=== TASK DETAILS ===
Pictures aside, write out every record exactly as it appears.

(Excerpt from a dataset)
# # #

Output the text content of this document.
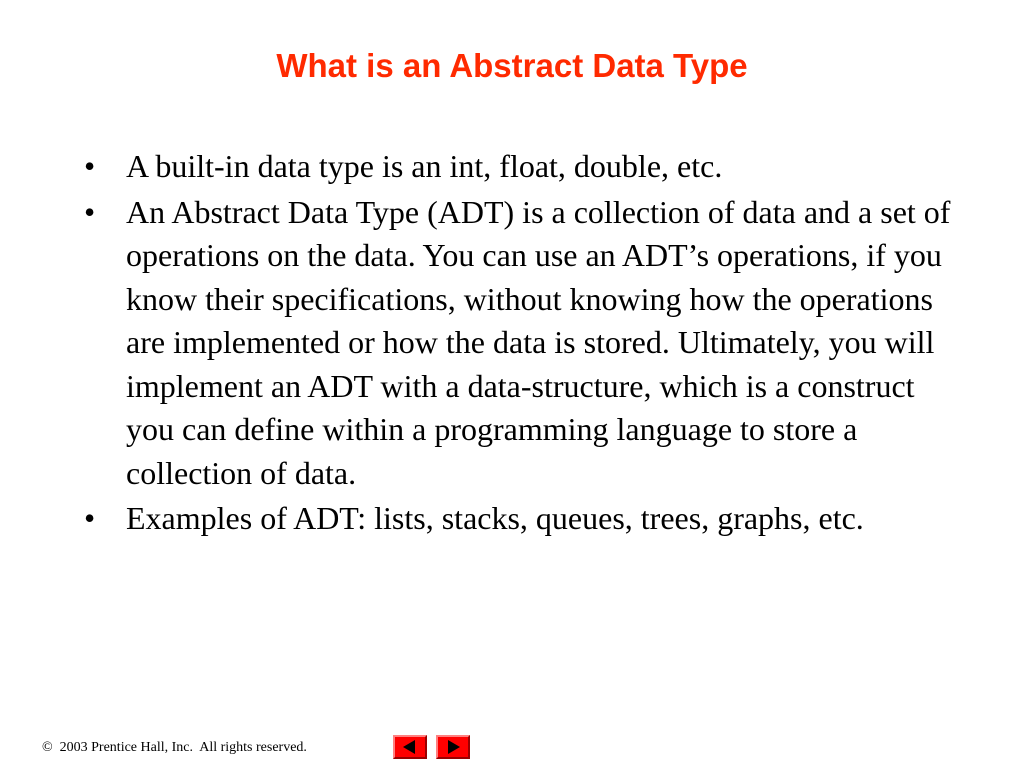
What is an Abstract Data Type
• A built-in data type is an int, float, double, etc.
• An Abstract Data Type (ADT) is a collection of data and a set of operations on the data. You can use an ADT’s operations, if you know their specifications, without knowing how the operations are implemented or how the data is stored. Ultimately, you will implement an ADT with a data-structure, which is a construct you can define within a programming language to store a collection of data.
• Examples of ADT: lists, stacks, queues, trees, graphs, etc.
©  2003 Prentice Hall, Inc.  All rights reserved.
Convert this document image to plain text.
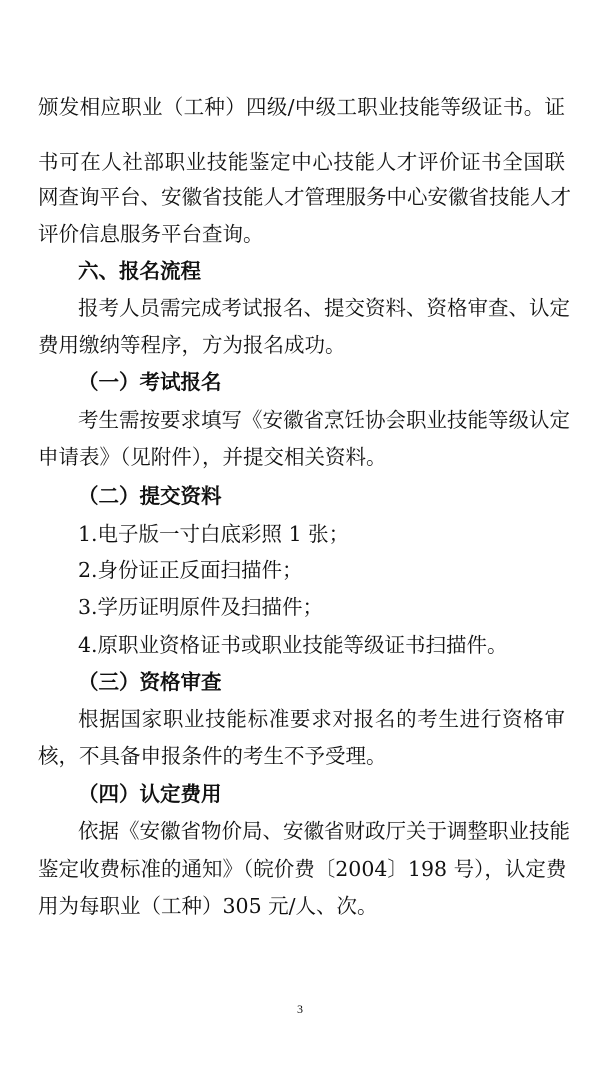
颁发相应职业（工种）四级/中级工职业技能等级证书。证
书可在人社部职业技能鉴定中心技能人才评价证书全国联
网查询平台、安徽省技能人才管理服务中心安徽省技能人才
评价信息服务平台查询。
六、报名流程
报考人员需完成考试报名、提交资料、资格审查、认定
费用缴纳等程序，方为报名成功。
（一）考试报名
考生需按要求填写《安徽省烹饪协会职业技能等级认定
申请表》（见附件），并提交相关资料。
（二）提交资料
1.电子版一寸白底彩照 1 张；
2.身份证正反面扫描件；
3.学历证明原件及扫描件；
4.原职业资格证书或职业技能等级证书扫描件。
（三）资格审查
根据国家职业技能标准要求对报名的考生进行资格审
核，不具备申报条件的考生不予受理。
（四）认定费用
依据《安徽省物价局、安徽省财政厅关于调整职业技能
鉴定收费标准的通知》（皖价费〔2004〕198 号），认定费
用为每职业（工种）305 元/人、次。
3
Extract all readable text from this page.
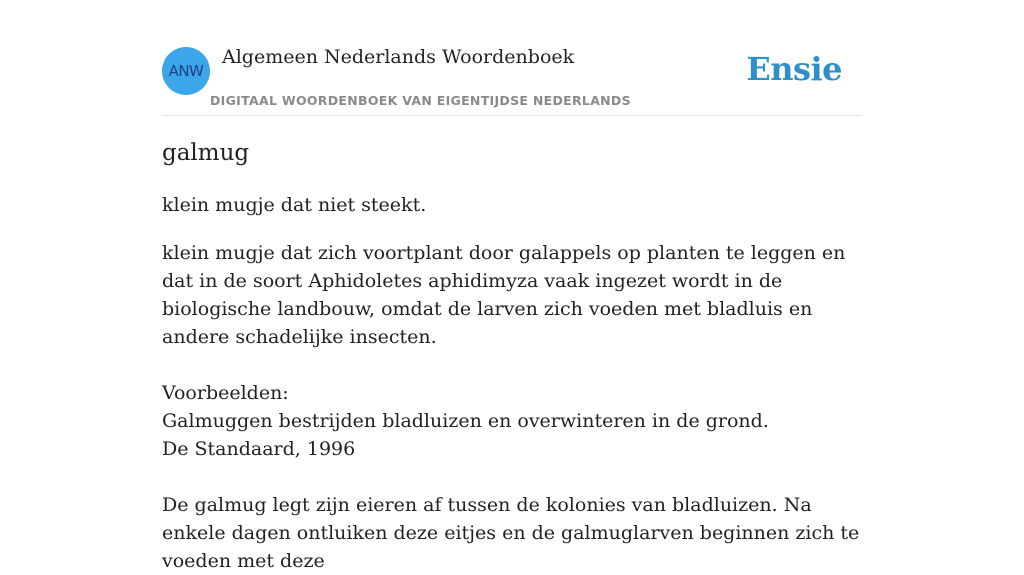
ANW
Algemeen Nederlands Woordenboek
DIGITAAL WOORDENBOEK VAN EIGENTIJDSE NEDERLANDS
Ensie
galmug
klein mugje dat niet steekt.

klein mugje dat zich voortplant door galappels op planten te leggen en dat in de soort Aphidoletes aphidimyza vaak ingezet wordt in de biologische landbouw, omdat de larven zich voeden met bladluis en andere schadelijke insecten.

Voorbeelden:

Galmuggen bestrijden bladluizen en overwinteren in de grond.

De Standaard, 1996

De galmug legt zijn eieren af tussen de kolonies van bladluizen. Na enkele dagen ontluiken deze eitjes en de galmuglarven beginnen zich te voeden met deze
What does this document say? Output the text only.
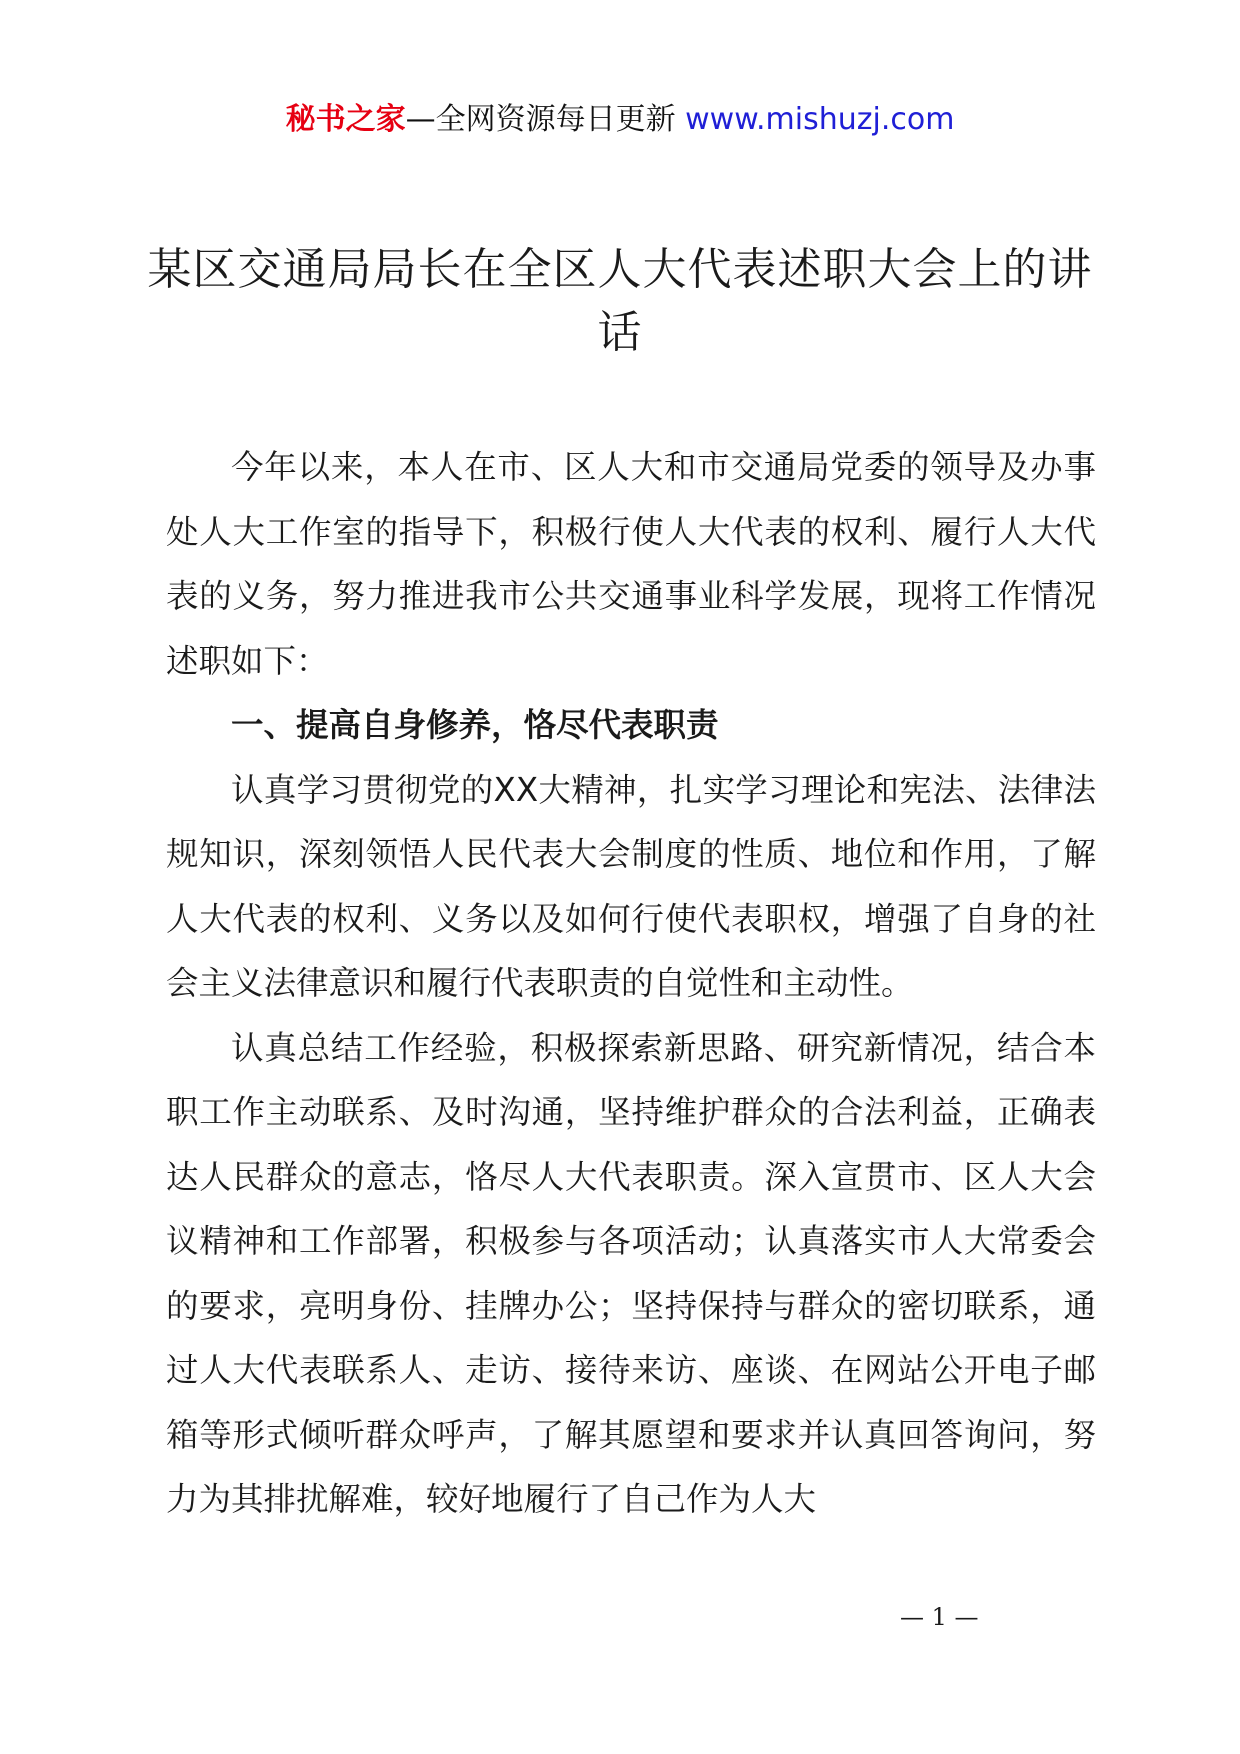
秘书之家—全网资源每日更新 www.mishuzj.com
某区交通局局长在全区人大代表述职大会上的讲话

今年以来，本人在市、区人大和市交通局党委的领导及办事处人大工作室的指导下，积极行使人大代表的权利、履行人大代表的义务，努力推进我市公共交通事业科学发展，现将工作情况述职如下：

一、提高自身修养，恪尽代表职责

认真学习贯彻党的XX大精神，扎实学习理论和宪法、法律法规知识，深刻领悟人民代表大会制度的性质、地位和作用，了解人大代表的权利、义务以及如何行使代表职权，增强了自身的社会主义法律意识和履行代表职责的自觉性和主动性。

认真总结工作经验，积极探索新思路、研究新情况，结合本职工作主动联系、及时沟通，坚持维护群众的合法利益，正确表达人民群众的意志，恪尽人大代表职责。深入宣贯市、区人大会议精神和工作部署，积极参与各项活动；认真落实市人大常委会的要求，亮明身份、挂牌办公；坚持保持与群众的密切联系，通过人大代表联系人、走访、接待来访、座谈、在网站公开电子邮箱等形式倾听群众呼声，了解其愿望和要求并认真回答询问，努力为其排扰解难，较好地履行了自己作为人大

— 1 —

# # #

=== RESPONSE ===
Output the text content of this document.
What is an Abstract Data Type
• A built-in data type is an int, float, double, etc.
• An Abstract Data Type (ADT) is a collection of data and a set of operations on the data. You can use an ADT’s operations, if you know their specifications, without knowing how the operations are implemented or how the data is stored. Ultimately, you will implement an ADT with a data-structure, which is a construct you can define within a programming language to store a collection of data.
• Examples of ADT: lists, stacks, queues, trees, graphs, etc.
©  2003 Prentice Hall, Inc.  All rights reserved.
Convert this document image to plain text.
颁发相应职业（工种）四级/中级工职业技能等级证书。证
书可在人社部职业技能鉴定中心技能人才评价证书全国联
网查询平台、安徽省技能人才管理服务中心安徽省技能人才
评价信息服务平台查询。
六、报名流程
报考人员需完成考试报名、提交资料、资格审查、认定
费用缴纳等程序，方为报名成功。
（一）考试报名
考生需按要求填写《安徽省烹饪协会职业技能等级认定
申请表》（见附件），并提交相关资料。
（二）提交资料
1.电子版一寸白底彩照 1 张；
2.身份证正反面扫描件；
3.学历证明原件及扫描件；
4.原职业资格证书或职业技能等级证书扫描件。
（三）资格审查
根据国家职业技能标准要求对报名的考生进行资格审
核，不具备申报条件的考生不予受理。
（四）认定费用
依据《安徽省物价局、安徽省财政厅关于调整职业技能
鉴定收费标准的通知》（皖价费〔2004〕198 号），认定费
用为每职业（工种）305 元/人、次。
3
Extract all readable text from this page.
ANW
Algemeen Nederlands Woordenboek
DIGITAAL WOORDENBOEK VAN EIGENTIJDSE NEDERLANDS
Ensie
galmug
klein mugje dat niet steekt.

klein mugje dat zich voortplant door galappels op planten te leggen en dat in de soort Aphidoletes aphidimyza vaak ingezet wordt in de biologische landbouw, omdat de larven zich voeden met bladluis en andere schadelijke insecten.

Voorbeelden:

Galmuggen bestrijden bladluizen en overwinteren in de grond.

De Standaard, 1996

De galmug legt zijn eieren af tussen de kolonies van bladluizen. Na enkele dagen ontluiken deze eitjes en de galmuglarven beginnen zich te voeden met deze
What does this document say? Output the text only.
秘书之家—全网资源每日更新 www.mishuzj.com
某区交通局局长在全区人大代表述职大会上的讲话

今年以来，本人在市、区人大和市交通局党委的领导及办事处人大工作室的指导下，积极行使人大代表的权利、履行人大代表的义务，努力推进我市公共交通事业科学发展，现将工作情况述职如下：

一、提高自身修养，恪尽代表职责

认真学习贯彻党的XX大精神，扎实学习理论和宪法、法律法规知识，深刻领悟人民代表大会制度的性质、地位和作用，了解人大代表的权利、义务以及如何行使代表职权，增强了自身的社会主义法律意识和履行代表职责的自觉性和主动性。

认真总结工作经验，积极探索新思路、研究新情况，结合本职工作主动联系、及时沟通，坚持维护群众的合法利益，正确表达人民群众的意志，恪尽人大代表职责。深入宣贯市、区人大会议精神和工作部署，积极参与各项活动；认真落实市人大常委会的要求，亮明身份、挂牌办公；坚持保持与群众的密切联系，通过人大代表联系人、走访、接待来访、座谈、在网站公开电子邮箱等形式倾听群众呼声，了解其愿望和要求并认真回答询问，努力为其排扰解难，较好地履行了自己作为人大

— 1 —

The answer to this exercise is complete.